REQUIRED TASK:
Pull out every line of the listing below where "this" appears.

SUPPLIED ENTRIES:
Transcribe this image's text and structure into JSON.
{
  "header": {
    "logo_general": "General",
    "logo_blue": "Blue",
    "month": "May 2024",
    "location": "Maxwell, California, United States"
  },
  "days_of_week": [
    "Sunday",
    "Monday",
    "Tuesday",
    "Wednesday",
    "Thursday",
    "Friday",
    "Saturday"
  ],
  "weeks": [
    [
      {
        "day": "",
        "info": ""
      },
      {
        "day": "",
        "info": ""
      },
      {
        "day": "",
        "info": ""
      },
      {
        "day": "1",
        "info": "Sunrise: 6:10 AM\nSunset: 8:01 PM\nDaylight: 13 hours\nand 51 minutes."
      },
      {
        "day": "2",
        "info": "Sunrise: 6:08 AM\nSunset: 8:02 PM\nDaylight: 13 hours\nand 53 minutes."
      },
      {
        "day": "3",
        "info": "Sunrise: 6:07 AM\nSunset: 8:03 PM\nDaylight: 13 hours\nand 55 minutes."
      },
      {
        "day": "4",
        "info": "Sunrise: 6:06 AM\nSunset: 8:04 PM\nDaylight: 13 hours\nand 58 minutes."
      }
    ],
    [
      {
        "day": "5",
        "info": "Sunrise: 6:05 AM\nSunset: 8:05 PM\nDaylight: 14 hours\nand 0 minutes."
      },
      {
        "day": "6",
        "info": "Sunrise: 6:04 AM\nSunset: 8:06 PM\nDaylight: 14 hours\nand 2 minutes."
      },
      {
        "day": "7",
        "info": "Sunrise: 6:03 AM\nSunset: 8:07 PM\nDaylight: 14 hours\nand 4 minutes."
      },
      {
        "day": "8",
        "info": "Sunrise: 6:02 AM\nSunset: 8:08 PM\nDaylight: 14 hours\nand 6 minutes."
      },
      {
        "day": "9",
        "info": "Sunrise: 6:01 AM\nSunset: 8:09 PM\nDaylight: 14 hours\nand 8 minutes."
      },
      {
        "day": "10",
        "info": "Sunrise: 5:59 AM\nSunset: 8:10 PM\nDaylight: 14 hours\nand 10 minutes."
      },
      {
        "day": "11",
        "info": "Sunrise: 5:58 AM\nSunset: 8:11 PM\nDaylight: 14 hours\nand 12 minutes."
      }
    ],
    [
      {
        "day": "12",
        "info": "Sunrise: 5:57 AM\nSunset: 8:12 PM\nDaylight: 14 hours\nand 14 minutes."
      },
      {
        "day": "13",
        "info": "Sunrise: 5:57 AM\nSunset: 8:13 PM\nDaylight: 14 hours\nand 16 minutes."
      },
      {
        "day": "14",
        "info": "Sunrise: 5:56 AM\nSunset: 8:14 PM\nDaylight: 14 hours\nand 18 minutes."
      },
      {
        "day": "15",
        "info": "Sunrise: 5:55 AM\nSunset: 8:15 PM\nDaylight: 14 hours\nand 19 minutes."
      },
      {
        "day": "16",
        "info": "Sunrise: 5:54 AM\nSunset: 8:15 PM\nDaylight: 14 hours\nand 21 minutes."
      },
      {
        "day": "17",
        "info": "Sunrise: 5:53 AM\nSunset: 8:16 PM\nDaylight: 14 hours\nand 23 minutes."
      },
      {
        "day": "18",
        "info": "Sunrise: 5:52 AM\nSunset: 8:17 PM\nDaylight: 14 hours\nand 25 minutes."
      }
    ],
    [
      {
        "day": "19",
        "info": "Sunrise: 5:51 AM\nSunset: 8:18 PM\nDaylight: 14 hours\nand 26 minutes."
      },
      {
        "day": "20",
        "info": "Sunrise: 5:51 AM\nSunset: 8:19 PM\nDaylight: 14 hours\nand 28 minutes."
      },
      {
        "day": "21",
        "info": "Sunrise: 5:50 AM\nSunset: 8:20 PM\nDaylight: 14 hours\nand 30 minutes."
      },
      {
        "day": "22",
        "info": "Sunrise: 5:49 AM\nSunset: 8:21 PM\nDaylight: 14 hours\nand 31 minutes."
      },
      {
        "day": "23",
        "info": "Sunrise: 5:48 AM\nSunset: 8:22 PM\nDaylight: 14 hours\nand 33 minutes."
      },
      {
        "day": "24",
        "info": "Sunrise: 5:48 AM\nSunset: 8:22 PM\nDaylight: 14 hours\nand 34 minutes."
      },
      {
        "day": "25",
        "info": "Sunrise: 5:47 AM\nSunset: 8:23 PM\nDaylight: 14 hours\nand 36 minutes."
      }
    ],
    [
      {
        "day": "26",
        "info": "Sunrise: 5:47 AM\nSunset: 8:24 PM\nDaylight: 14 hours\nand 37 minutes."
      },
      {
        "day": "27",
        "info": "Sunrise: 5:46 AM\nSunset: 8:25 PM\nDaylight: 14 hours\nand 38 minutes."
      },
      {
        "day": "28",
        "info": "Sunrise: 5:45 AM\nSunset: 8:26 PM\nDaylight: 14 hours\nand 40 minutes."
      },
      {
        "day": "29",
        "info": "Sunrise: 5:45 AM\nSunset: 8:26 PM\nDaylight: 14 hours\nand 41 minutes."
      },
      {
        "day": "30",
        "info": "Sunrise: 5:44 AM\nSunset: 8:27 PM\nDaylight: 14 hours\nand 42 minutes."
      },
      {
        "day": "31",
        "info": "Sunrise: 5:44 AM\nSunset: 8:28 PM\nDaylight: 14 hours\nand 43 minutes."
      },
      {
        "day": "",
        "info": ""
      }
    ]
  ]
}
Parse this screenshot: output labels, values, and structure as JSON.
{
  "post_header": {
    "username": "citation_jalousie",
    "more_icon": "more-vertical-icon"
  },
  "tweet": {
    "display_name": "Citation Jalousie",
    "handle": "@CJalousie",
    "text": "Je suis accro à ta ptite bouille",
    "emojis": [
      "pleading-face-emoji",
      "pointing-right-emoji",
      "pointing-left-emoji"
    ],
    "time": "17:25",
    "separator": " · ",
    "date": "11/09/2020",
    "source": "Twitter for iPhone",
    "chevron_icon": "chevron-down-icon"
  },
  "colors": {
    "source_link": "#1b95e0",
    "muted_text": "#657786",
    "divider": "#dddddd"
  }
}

EXPECTED OUTPUT:
Transcribe this image's text and structure into JSON.
Parse this screenshot: output labels, values, and structure as JSON.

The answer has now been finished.